Goal
Exactly as written, quote every line that follows, skipping the images.

Data provided
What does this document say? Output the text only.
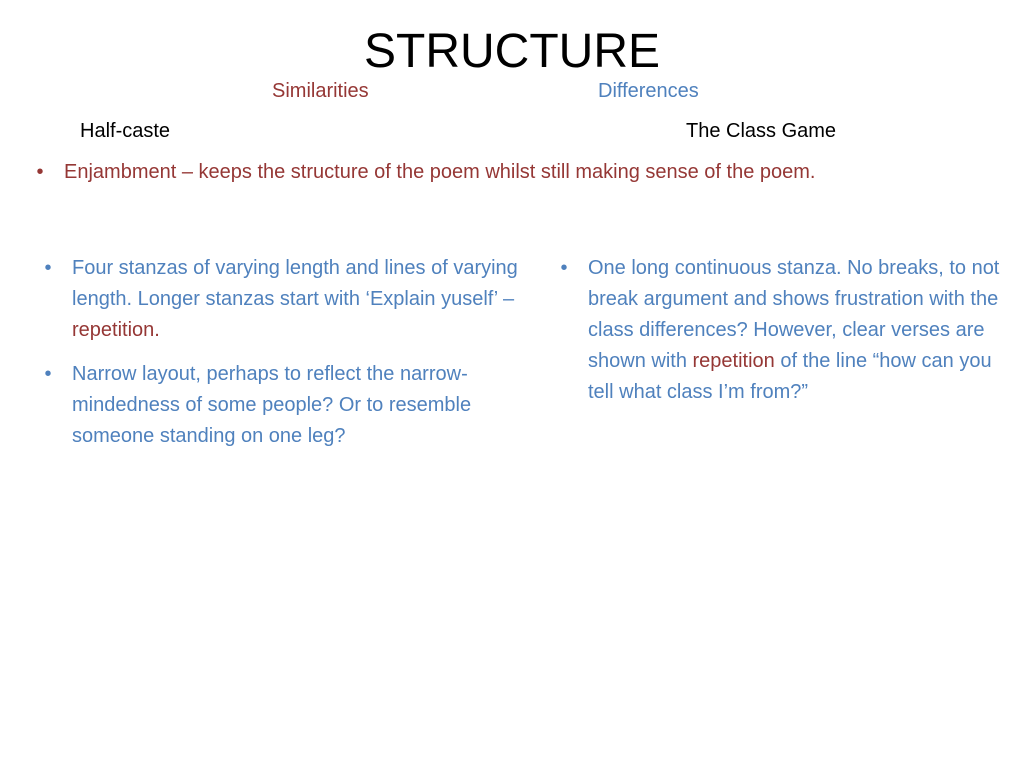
STRUCTURE
Similarities	Differences
Half-caste	The Class Game
•	Enjambment – keeps the structure of the poem whilst still making sense of the poem.
•	Four stanzas of varying length and lines of varying length. Longer stanzas start with ‘Explain yuself’ – repetition.
•	Narrow layout, perhaps to reflect the narrow-mindedness of some people? Or to resemble someone standing on one leg?
•	One long continuous stanza. No breaks, to not break argument and shows frustration with the class differences? However, clear verses are shown with repetition of the line “how can you tell what class I’m from?”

Task output
What does this document say? Output the text only.
STRUCTURE
Similarities	Differences
Half-caste	The Class Game
•	Enjambment – keeps the structure of the poem whilst still making sense of the poem.
•	Four stanzas of varying length and lines of varying length. Longer stanzas start with ‘Explain yuself’ – repetition.
•	Narrow layout, perhaps to reflect the narrow-mindedness of some people? Or to resemble someone standing on one leg?
•	One long continuous stanza. No breaks, to not break argument and shows frustration with the class differences? However, clear verses are shown with repetition of the line “how can you tell what class I’m from?”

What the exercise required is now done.